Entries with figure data
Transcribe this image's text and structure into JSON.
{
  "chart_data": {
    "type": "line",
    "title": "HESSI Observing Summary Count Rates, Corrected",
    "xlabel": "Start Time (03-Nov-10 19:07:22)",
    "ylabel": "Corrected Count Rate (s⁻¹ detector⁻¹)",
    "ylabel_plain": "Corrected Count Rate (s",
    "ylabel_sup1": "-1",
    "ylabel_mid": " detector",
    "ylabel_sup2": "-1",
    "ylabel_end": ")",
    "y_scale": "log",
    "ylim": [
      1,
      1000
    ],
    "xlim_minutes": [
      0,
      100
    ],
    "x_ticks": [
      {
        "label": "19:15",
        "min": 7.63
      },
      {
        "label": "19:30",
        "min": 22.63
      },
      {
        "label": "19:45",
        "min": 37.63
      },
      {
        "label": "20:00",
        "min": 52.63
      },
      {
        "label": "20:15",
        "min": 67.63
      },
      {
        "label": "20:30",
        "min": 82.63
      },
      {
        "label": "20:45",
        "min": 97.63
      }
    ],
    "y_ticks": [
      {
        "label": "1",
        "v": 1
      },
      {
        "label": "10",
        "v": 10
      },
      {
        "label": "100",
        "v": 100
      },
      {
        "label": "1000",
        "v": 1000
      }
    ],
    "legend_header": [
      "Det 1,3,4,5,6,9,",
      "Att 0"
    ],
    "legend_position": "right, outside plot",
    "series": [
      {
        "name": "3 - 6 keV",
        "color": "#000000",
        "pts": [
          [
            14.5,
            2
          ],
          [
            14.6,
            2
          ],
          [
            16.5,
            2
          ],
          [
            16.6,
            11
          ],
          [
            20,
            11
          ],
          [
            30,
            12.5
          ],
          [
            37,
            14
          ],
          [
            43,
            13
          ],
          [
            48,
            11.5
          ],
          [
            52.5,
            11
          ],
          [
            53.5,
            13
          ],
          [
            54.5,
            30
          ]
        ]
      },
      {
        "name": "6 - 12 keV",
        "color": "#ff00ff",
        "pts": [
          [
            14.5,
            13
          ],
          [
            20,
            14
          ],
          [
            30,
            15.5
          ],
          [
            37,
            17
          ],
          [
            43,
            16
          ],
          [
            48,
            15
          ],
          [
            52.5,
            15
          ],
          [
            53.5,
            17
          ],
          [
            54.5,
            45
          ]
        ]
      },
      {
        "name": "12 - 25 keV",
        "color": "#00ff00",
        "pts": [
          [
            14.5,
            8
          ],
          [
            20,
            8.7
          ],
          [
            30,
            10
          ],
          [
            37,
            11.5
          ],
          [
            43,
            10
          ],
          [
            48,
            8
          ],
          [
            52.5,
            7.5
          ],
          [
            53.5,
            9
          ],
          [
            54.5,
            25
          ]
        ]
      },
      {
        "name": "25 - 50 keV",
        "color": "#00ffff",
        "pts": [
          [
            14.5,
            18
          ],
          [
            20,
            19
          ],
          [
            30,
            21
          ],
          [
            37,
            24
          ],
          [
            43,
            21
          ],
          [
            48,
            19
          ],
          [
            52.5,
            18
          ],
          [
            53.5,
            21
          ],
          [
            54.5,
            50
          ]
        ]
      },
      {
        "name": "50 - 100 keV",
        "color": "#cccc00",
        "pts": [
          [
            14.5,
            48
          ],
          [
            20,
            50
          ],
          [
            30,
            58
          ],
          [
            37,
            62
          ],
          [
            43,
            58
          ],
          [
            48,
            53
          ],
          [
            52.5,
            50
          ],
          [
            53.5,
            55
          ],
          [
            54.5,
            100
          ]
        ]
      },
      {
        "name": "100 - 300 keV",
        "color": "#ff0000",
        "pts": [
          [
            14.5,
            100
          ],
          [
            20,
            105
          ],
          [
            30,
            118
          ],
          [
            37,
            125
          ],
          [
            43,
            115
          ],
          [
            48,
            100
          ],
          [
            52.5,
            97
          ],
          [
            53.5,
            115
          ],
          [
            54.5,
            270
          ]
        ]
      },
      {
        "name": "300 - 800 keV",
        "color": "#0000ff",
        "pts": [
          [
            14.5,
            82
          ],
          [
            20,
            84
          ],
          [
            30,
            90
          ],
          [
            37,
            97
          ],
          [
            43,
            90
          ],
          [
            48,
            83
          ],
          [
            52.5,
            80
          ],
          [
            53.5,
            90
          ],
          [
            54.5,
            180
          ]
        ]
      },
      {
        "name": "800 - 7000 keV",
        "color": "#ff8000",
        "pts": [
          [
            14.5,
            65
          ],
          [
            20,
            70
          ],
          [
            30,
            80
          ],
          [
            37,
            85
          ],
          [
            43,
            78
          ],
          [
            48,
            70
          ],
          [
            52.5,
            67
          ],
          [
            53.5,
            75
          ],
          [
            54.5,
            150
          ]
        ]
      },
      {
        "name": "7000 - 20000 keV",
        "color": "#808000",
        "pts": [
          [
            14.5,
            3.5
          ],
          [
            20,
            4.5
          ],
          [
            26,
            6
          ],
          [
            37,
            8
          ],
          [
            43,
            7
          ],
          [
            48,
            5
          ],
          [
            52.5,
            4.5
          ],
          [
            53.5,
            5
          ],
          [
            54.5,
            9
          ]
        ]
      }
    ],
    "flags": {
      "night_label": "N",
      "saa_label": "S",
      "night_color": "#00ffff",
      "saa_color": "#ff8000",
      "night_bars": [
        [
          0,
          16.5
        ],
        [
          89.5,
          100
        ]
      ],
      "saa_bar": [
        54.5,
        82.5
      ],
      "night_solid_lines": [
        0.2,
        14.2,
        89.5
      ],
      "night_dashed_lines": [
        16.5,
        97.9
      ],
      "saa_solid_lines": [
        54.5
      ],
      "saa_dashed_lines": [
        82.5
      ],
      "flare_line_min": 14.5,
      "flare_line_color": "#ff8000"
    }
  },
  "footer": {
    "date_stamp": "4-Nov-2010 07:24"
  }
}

● **THE REQUEST**: Output the listing above word for word.

● **WRITTEN SOLUTION**:
Transcribe this image's text and structure into JSON.
{
  "chart_data": {
    "type": "line",
    "title": "HESSI Observing Summary Count Rates, Corrected",
    "xlabel": "Start Time (03-Nov-10 19:07:22)",
    "ylabel": "Corrected Count Rate (s⁻¹ detector⁻¹)",
    "ylabel_plain": "Corrected Count Rate (s",
    "ylabel_sup1": "-1",
    "ylabel_mid": " detector",
    "ylabel_sup2": "-1",
    "ylabel_end": ")",
    "y_scale": "log",
    "ylim": [
      1,
      1000
    ],
    "xlim_minutes": [
      0,
      100
    ],
    "x_ticks": [
      {
        "label": "19:15",
        "min": 7.63
      },
      {
        "label": "19:30",
        "min": 22.63
      },
      {
        "label": "19:45",
        "min": 37.63
      },
      {
        "label": "20:00",
        "min": 52.63
      },
      {
        "label": "20:15",
        "min": 67.63
      },
      {
        "label": "20:30",
        "min": 82.63
      },
      {
        "label": "20:45",
        "min": 97.63
      }
    ],
    "y_ticks": [
      {
        "label": "1",
        "v": 1
      },
      {
        "label": "10",
        "v": 10
      },
      {
        "label": "100",
        "v": 100
      },
      {
        "label": "1000",
        "v": 1000
      }
    ],
    "legend_header": [
      "Det 1,3,4,5,6,9,",
      "Att 0"
    ],
    "legend_position": "right, outside plot",
    "series": [
      {
        "name": "3 - 6 keV",
        "color": "#000000",
        "pts": [
          [
            14.5,
            2
          ],
          [
            14.6,
            2
          ],
          [
            16.5,
            2
          ],
          [
            16.6,
            11
          ],
          [
            20,
            11
          ],
          [
            30,
            12.5
          ],
          [
            37,
            14
          ],
          [
            43,
            13
          ],
          [
            48,
            11.5
          ],
          [
            52.5,
            11
          ],
          [
            53.5,
            13
          ],
          [
            54.5,
            30
          ]
        ]
      },
      {
        "name": "6 - 12 keV",
        "color": "#ff00ff",
        "pts": [
          [
            14.5,
            13
          ],
          [
            20,
            14
          ],
          [
            30,
            15.5
          ],
          [
            37,
            17
          ],
          [
            43,
            16
          ],
          [
            48,
            15
          ],
          [
            52.5,
            15
          ],
          [
            53.5,
            17
          ],
          [
            54.5,
            45
          ]
        ]
      },
      {
        "name": "12 - 25 keV",
        "color": "#00ff00",
        "pts": [
          [
            14.5,
            8
          ],
          [
            20,
            8.7
          ],
          [
            30,
            10
          ],
          [
            37,
            11.5
          ],
          [
            43,
            10
          ],
          [
            48,
            8
          ],
          [
            52.5,
            7.5
          ],
          [
            53.5,
            9
          ],
          [
            54.5,
            25
          ]
        ]
      },
      {
        "name": "25 - 50 keV",
        "color": "#00ffff",
        "pts": [
          [
            14.5,
            18
          ],
          [
            20,
            19
          ],
          [
            30,
            21
          ],
          [
            37,
            24
          ],
          [
            43,
            21
          ],
          [
            48,
            19
          ],
          [
            52.5,
            18
          ],
          [
            53.5,
            21
          ],
          [
            54.5,
            50
          ]
        ]
      },
      {
        "name": "50 - 100 keV",
        "color": "#cccc00",
        "pts": [
          [
            14.5,
            48
          ],
          [
            20,
            50
          ],
          [
            30,
            58
          ],
          [
            37,
            62
          ],
          [
            43,
            58
          ],
          [
            48,
            53
          ],
          [
            52.5,
            50
          ],
          [
            53.5,
            55
          ],
          [
            54.5,
            100
          ]
        ]
      },
      {
        "name": "100 - 300 keV",
        "color": "#ff0000",
        "pts": [
          [
            14.5,
            100
          ],
          [
            20,
            105
          ],
          [
            30,
            118
          ],
          [
            37,
            125
          ],
          [
            43,
            115
          ],
          [
            48,
            100
          ],
          [
            52.5,
            97
          ],
          [
            53.5,
            115
          ],
          [
            54.5,
            270
          ]
        ]
      },
      {
        "name": "300 - 800 keV",
        "color": "#0000ff",
        "pts": [
          [
            14.5,
            82
          ],
          [
            20,
            84
          ],
          [
            30,
            90
          ],
          [
            37,
            97
          ],
          [
            43,
            90
          ],
          [
            48,
            83
          ],
          [
            52.5,
            80
          ],
          [
            53.5,
            90
          ],
          [
            54.5,
            180
          ]
        ]
      },
      {
        "name": "800 - 7000 keV",
        "color": "#ff8000",
        "pts": [
          [
            14.5,
            65
          ],
          [
            20,
            70
          ],
          [
            30,
            80
          ],
          [
            37,
            85
          ],
          [
            43,
            78
          ],
          [
            48,
            70
          ],
          [
            52.5,
            67
          ],
          [
            53.5,
            75
          ],
          [
            54.5,
            150
          ]
        ]
      },
      {
        "name": "7000 - 20000 keV",
        "color": "#808000",
        "pts": [
          [
            14.5,
            3.5
          ],
          [
            20,
            4.5
          ],
          [
            26,
            6
          ],
          [
            37,
            8
          ],
          [
            43,
            7
          ],
          [
            48,
            5
          ],
          [
            52.5,
            4.5
          ],
          [
            53.5,
            5
          ],
          [
            54.5,
            9
          ]
        ]
      }
    ],
    "flags": {
      "night_label": "N",
      "saa_label": "S",
      "night_color": "#00ffff",
      "saa_color": "#ff8000",
      "night_bars": [
        [
          0,
          16.5
        ],
        [
          89.5,
          100
        ]
      ],
      "saa_bar": [
        54.5,
        82.5
      ],
      "night_solid_lines": [
        0.2,
        14.2,
        89.5
      ],
      "night_dashed_lines": [
        16.5,
        97.9
      ],
      "saa_solid_lines": [
        54.5
      ],
      "saa_dashed_lines": [
        82.5
      ],
      "flare_line_min": 14.5,
      "flare_line_color": "#ff8000"
    }
  },
  "footer": {
    "date_stamp": "4-Nov-2010 07:24"
  }
}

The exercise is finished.